BEGIN The records

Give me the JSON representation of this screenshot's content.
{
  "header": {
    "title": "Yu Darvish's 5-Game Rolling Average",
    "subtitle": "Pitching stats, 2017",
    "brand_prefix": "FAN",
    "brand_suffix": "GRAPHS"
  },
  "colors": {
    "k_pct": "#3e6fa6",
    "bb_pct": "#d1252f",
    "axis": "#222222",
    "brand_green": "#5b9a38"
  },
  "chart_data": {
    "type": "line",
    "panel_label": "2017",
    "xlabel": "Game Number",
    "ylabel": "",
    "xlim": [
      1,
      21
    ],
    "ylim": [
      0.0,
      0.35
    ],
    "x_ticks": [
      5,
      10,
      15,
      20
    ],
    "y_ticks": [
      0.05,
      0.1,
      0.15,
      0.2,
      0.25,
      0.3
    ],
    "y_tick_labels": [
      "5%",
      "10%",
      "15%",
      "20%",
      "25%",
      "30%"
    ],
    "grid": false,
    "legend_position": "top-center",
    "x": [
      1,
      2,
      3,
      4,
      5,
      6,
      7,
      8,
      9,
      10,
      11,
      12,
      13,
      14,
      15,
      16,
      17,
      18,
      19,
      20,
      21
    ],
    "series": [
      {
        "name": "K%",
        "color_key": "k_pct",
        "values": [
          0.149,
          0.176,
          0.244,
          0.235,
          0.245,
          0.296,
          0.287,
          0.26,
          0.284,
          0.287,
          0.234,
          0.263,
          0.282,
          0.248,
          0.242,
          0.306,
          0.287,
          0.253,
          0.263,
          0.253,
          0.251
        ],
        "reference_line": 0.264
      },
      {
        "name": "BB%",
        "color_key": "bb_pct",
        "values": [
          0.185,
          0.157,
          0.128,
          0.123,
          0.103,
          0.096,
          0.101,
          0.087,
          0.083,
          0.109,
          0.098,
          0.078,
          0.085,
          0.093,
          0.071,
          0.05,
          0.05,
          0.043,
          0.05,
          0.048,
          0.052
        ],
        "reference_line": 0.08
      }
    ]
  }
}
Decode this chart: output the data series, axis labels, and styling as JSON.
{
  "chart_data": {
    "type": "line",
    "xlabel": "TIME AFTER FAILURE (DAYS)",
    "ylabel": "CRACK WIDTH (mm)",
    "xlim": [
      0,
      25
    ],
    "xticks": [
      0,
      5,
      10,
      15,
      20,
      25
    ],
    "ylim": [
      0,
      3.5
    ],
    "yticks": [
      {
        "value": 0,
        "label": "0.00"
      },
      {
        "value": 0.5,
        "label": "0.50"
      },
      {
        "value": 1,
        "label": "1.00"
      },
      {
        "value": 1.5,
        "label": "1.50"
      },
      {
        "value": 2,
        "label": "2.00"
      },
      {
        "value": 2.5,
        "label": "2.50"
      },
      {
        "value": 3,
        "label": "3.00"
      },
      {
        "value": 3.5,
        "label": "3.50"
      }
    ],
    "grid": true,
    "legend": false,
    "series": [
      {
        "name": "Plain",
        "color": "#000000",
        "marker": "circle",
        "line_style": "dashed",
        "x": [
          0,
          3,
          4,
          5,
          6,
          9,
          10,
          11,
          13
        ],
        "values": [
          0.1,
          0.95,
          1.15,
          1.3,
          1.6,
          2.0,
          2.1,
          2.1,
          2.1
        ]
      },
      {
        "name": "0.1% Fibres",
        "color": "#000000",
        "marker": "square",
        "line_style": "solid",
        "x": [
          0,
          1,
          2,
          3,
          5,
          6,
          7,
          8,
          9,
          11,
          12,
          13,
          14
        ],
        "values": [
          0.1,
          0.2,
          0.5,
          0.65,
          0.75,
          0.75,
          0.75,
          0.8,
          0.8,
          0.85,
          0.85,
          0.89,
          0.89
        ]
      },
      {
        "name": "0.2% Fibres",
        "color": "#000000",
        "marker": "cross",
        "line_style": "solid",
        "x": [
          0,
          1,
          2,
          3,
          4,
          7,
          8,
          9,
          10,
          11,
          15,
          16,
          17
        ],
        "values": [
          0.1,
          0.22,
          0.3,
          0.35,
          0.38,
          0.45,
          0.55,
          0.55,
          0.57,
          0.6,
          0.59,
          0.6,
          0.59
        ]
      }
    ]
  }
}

END The records

_Work instructions_: Set down the material above again, word for word.

_The completed task_:
Give me the JSON representation of this screenshot's content.
{
  "header": {
    "title": "Yu Darvish's 5-Game Rolling Average",
    "subtitle": "Pitching stats, 2017",
    "brand_prefix": "FAN",
    "brand_suffix": "GRAPHS"
  },
  "colors": {
    "k_pct": "#3e6fa6",
    "bb_pct": "#d1252f",
    "axis": "#222222",
    "brand_green": "#5b9a38"
  },
  "chart_data": {
    "type": "line",
    "panel_label": "2017",
    "xlabel": "Game Number",
    "ylabel": "",
    "xlim": [
      1,
      21
    ],
    "ylim": [
      0.0,
      0.35
    ],
    "x_ticks": [
      5,
      10,
      15,
      20
    ],
    "y_ticks": [
      0.05,
      0.1,
      0.15,
      0.2,
      0.25,
      0.3
    ],
    "y_tick_labels": [
      "5%",
      "10%",
      "15%",
      "20%",
      "25%",
      "30%"
    ],
    "grid": false,
    "legend_position": "top-center",
    "x": [
      1,
      2,
      3,
      4,
      5,
      6,
      7,
      8,
      9,
      10,
      11,
      12,
      13,
      14,
      15,
      16,
      17,
      18,
      19,
      20,
      21
    ],
    "series": [
      {
        "name": "K%",
        "color_key": "k_pct",
        "values": [
          0.149,
          0.176,
          0.244,
          0.235,
          0.245,
          0.296,
          0.287,
          0.26,
          0.284,
          0.287,
          0.234,
          0.263,
          0.282,
          0.248,
          0.242,
          0.306,
          0.287,
          0.253,
          0.263,
          0.253,
          0.251
        ],
        "reference_line": 0.264
      },
      {
        "name": "BB%",
        "color_key": "bb_pct",
        "values": [
          0.185,
          0.157,
          0.128,
          0.123,
          0.103,
          0.096,
          0.101,
          0.087,
          0.083,
          0.109,
          0.098,
          0.078,
          0.085,
          0.093,
          0.071,
          0.05,
          0.05,
          0.043,
          0.05,
          0.048,
          0.052
        ],
        "reference_line": 0.08
      }
    ]
  }
}
Decode this chart: output the data series, axis labels, and styling as JSON.
{
  "chart_data": {
    "type": "line",
    "xlabel": "TIME AFTER FAILURE (DAYS)",
    "ylabel": "CRACK WIDTH (mm)",
    "xlim": [
      0,
      25
    ],
    "xticks": [
      0,
      5,
      10,
      15,
      20,
      25
    ],
    "ylim": [
      0,
      3.5
    ],
    "yticks": [
      {
        "value": 0,
        "label": "0.00"
      },
      {
        "value": 0.5,
        "label": "0.50"
      },
      {
        "value": 1,
        "label": "1.00"
      },
      {
        "value": 1.5,
        "label": "1.50"
      },
      {
        "value": 2,
        "label": "2.00"
      },
      {
        "value": 2.5,
        "label": "2.50"
      },
      {
        "value": 3,
        "label": "3.00"
      },
      {
        "value": 3.5,
        "label": "3.50"
      }
    ],
    "grid": true,
    "legend": false,
    "series": [
      {
        "name": "Plain",
        "color": "#000000",
        "marker": "circle",
        "line_style": "dashed",
        "x": [
          0,
          3,
          4,
          5,
          6,
          9,
          10,
          11,
          13
        ],
        "values": [
          0.1,
          0.95,
          1.15,
          1.3,
          1.6,
          2.0,
          2.1,
          2.1,
          2.1
        ]
      },
      {
        "name": "0.1% Fibres",
        "color": "#000000",
        "marker": "square",
        "line_style": "solid",
        "x": [
          0,
          1,
          2,
          3,
          5,
          6,
          7,
          8,
          9,
          11,
          12,
          13,
          14
        ],
        "values": [
          0.1,
          0.2,
          0.5,
          0.65,
          0.75,
          0.75,
          0.75,
          0.8,
          0.8,
          0.85,
          0.85,
          0.89,
          0.89
        ]
      },
      {
        "name": "0.2% Fibres",
        "color": "#000000",
        "marker": "cross",
        "line_style": "solid",
        "x": [
          0,
          1,
          2,
          3,
          4,
          7,
          8,
          9,
          10,
          11,
          15,
          16,
          17
        ],
        "values": [
          0.1,
          0.22,
          0.3,
          0.35,
          0.38,
          0.45,
          0.55,
          0.55,
          0.57,
          0.6,
          0.59,
          0.6,
          0.59
        ]
      }
    ]
  }
}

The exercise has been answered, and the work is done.